■ **DATASET EXTRACT**
▬▬▬▬▬▬▬▬▬▬

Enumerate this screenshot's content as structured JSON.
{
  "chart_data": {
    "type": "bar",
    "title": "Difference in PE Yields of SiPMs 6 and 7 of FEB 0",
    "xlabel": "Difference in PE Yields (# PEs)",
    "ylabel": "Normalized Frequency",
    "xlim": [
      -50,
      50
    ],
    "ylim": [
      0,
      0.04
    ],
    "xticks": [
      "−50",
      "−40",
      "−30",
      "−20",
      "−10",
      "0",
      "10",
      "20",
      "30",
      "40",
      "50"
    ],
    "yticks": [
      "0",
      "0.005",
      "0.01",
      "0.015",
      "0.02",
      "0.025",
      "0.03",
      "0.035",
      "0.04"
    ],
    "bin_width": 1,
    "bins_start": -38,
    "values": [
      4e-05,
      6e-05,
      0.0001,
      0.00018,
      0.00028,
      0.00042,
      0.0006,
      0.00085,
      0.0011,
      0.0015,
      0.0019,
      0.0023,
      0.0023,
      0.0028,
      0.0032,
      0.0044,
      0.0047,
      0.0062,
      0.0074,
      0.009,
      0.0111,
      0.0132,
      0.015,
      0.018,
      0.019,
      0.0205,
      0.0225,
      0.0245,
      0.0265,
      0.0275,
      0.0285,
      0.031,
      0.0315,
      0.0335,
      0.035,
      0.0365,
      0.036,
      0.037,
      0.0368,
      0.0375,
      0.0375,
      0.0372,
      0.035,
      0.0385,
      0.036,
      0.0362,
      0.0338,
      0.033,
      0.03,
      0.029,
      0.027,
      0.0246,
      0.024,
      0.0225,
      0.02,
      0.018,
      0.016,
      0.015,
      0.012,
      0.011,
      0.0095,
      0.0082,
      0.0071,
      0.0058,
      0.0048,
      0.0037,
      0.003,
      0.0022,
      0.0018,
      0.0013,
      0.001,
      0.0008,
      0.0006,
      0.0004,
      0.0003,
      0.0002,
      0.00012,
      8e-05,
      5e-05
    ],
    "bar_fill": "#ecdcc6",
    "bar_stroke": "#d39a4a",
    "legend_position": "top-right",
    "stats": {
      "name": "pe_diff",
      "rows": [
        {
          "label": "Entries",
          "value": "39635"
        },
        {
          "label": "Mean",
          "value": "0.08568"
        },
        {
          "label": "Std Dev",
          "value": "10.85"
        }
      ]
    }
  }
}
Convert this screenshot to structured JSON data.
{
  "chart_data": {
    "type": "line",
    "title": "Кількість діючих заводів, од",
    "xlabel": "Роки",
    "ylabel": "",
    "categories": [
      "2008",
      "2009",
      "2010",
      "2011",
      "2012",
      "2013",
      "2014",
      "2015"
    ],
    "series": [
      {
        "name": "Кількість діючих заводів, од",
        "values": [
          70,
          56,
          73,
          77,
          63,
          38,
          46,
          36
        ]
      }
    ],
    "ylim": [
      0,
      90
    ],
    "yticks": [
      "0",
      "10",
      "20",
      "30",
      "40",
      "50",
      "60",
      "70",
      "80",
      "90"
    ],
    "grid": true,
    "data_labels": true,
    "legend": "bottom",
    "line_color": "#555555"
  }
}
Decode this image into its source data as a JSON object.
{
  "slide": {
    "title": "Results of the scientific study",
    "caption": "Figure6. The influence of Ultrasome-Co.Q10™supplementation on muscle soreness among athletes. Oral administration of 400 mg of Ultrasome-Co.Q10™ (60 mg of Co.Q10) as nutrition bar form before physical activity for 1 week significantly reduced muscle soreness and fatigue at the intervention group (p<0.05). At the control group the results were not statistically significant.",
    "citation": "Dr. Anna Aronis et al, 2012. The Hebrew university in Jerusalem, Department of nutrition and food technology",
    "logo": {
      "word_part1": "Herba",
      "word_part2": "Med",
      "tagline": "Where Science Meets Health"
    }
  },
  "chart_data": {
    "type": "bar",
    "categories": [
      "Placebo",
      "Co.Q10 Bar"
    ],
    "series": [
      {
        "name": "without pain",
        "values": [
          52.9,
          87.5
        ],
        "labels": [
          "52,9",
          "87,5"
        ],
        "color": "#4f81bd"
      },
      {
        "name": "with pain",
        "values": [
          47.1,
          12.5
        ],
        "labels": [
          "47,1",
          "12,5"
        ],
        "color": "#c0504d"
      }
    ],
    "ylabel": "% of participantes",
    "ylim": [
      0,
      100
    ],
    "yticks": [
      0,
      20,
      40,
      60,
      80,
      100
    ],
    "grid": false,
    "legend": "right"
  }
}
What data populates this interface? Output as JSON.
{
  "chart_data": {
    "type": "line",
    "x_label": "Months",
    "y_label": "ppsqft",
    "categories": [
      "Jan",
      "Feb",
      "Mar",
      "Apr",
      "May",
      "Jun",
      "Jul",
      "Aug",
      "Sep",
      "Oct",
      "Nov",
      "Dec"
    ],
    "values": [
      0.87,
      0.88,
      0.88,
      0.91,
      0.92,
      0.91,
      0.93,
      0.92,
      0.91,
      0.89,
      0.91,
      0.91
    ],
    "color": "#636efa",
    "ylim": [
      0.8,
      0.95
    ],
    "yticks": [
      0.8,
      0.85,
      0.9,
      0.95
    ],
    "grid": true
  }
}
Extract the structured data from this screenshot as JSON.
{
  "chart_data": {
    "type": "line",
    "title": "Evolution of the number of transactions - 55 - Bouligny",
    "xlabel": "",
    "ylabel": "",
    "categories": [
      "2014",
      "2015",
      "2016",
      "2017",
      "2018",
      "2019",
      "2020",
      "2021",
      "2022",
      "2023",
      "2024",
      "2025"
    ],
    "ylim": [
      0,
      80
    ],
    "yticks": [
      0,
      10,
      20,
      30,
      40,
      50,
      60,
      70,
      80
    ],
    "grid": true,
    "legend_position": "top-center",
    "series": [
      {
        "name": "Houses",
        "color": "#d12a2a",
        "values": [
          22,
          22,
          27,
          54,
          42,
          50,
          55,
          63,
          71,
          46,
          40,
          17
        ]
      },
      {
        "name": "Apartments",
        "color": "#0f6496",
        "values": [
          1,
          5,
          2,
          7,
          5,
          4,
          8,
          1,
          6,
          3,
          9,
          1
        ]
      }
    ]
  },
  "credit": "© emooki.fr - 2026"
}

▬▬▬▬▬▬▬▬▬▬

■ **INSTRUCTION**
The entries above must be returned in full, exactly as shown.

■ **FULL RESPONSE**
Enumerate this screenshot's content as structured JSON.
{
  "chart_data": {
    "type": "bar",
    "title": "Difference in PE Yields of SiPMs 6 and 7 of FEB 0",
    "xlabel": "Difference in PE Yields (# PEs)",
    "ylabel": "Normalized Frequency",
    "xlim": [
      -50,
      50
    ],
    "ylim": [
      0,
      0.04
    ],
    "xticks": [
      "−50",
      "−40",
      "−30",
      "−20",
      "−10",
      "0",
      "10",
      "20",
      "30",
      "40",
      "50"
    ],
    "yticks": [
      "0",
      "0.005",
      "0.01",
      "0.015",
      "0.02",
      "0.025",
      "0.03",
      "0.035",
      "0.04"
    ],
    "bin_width": 1,
    "bins_start": -38,
    "values": [
      4e-05,
      6e-05,
      0.0001,
      0.00018,
      0.00028,
      0.00042,
      0.0006,
      0.00085,
      0.0011,
      0.0015,
      0.0019,
      0.0023,
      0.0023,
      0.0028,
      0.0032,
      0.0044,
      0.0047,
      0.0062,
      0.0074,
      0.009,
      0.0111,
      0.0132,
      0.015,
      0.018,
      0.019,
      0.0205,
      0.0225,
      0.0245,
      0.0265,
      0.0275,
      0.0285,
      0.031,
      0.0315,
      0.0335,
      0.035,
      0.0365,
      0.036,
      0.037,
      0.0368,
      0.0375,
      0.0375,
      0.0372,
      0.035,
      0.0385,
      0.036,
      0.0362,
      0.0338,
      0.033,
      0.03,
      0.029,
      0.027,
      0.0246,
      0.024,
      0.0225,
      0.02,
      0.018,
      0.016,
      0.015,
      0.012,
      0.011,
      0.0095,
      0.0082,
      0.0071,
      0.0058,
      0.0048,
      0.0037,
      0.003,
      0.0022,
      0.0018,
      0.0013,
      0.001,
      0.0008,
      0.0006,
      0.0004,
      0.0003,
      0.0002,
      0.00012,
      8e-05,
      5e-05
    ],
    "bar_fill": "#ecdcc6",
    "bar_stroke": "#d39a4a",
    "legend_position": "top-right",
    "stats": {
      "name": "pe_diff",
      "rows": [
        {
          "label": "Entries",
          "value": "39635"
        },
        {
          "label": "Mean",
          "value": "0.08568"
        },
        {
          "label": "Std Dev",
          "value": "10.85"
        }
      ]
    }
  }
}
Convert this screenshot to structured JSON data.
{
  "chart_data": {
    "type": "line",
    "title": "Кількість діючих заводів, од",
    "xlabel": "Роки",
    "ylabel": "",
    "categories": [
      "2008",
      "2009",
      "2010",
      "2011",
      "2012",
      "2013",
      "2014",
      "2015"
    ],
    "series": [
      {
        "name": "Кількість діючих заводів, од",
        "values": [
          70,
          56,
          73,
          77,
          63,
          38,
          46,
          36
        ]
      }
    ],
    "ylim": [
      0,
      90
    ],
    "yticks": [
      "0",
      "10",
      "20",
      "30",
      "40",
      "50",
      "60",
      "70",
      "80",
      "90"
    ],
    "grid": true,
    "data_labels": true,
    "legend": "bottom",
    "line_color": "#555555"
  }
}
Decode this image into its source data as a JSON object.
{
  "slide": {
    "title": "Results of the scientific study",
    "caption": "Figure6. The influence of Ultrasome-Co.Q10™supplementation on muscle soreness among athletes. Oral administration of 400 mg of Ultrasome-Co.Q10™ (60 mg of Co.Q10) as nutrition bar form before physical activity for 1 week significantly reduced muscle soreness and fatigue at the intervention group (p<0.05). At the control group the results were not statistically significant.",
    "citation": "Dr. Anna Aronis et al, 2012. The Hebrew university in Jerusalem, Department of nutrition and food technology",
    "logo": {
      "word_part1": "Herba",
      "word_part2": "Med",
      "tagline": "Where Science Meets Health"
    }
  },
  "chart_data": {
    "type": "bar",
    "categories": [
      "Placebo",
      "Co.Q10 Bar"
    ],
    "series": [
      {
        "name": "without pain",
        "values": [
          52.9,
          87.5
        ],
        "labels": [
          "52,9",
          "87,5"
        ],
        "color": "#4f81bd"
      },
      {
        "name": "with pain",
        "values": [
          47.1,
          12.5
        ],
        "labels": [
          "47,1",
          "12,5"
        ],
        "color": "#c0504d"
      }
    ],
    "ylabel": "% of participantes",
    "ylim": [
      0,
      100
    ],
    "yticks": [
      0,
      20,
      40,
      60,
      80,
      100
    ],
    "grid": false,
    "legend": "right"
  }
}
What data populates this interface? Output as JSON.
{
  "chart_data": {
    "type": "line",
    "x_label": "Months",
    "y_label": "ppsqft",
    "categories": [
      "Jan",
      "Feb",
      "Mar",
      "Apr",
      "May",
      "Jun",
      "Jul",
      "Aug",
      "Sep",
      "Oct",
      "Nov",
      "Dec"
    ],
    "values": [
      0.87,
      0.88,
      0.88,
      0.91,
      0.92,
      0.91,
      0.93,
      0.92,
      0.91,
      0.89,
      0.91,
      0.91
    ],
    "color": "#636efa",
    "ylim": [
      0.8,
      0.95
    ],
    "yticks": [
      0.8,
      0.85,
      0.9,
      0.95
    ],
    "grid": true
  }
}
Extract the structured data from this screenshot as JSON.
{
  "chart_data": {
    "type": "line",
    "title": "Evolution of the number of transactions - 55 - Bouligny",
    "xlabel": "",
    "ylabel": "",
    "categories": [
      "2014",
      "2015",
      "2016",
      "2017",
      "2018",
      "2019",
      "2020",
      "2021",
      "2022",
      "2023",
      "2024",
      "2025"
    ],
    "ylim": [
      0,
      80
    ],
    "yticks": [
      0,
      10,
      20,
      30,
      40,
      50,
      60,
      70,
      80
    ],
    "grid": true,
    "legend_position": "top-center",
    "series": [
      {
        "name": "Houses",
        "color": "#d12a2a",
        "values": [
          22,
          22,
          27,
          54,
          42,
          50,
          55,
          63,
          71,
          46,
          40,
          17
        ]
      },
      {
        "name": "Apartments",
        "color": "#0f6496",
        "values": [
          1,
          5,
          2,
          7,
          5,
          4,
          8,
          1,
          6,
          3,
          9,
          1
        ]
      }
    ]
  },
  "credit": "© emooki.fr - 2026"
}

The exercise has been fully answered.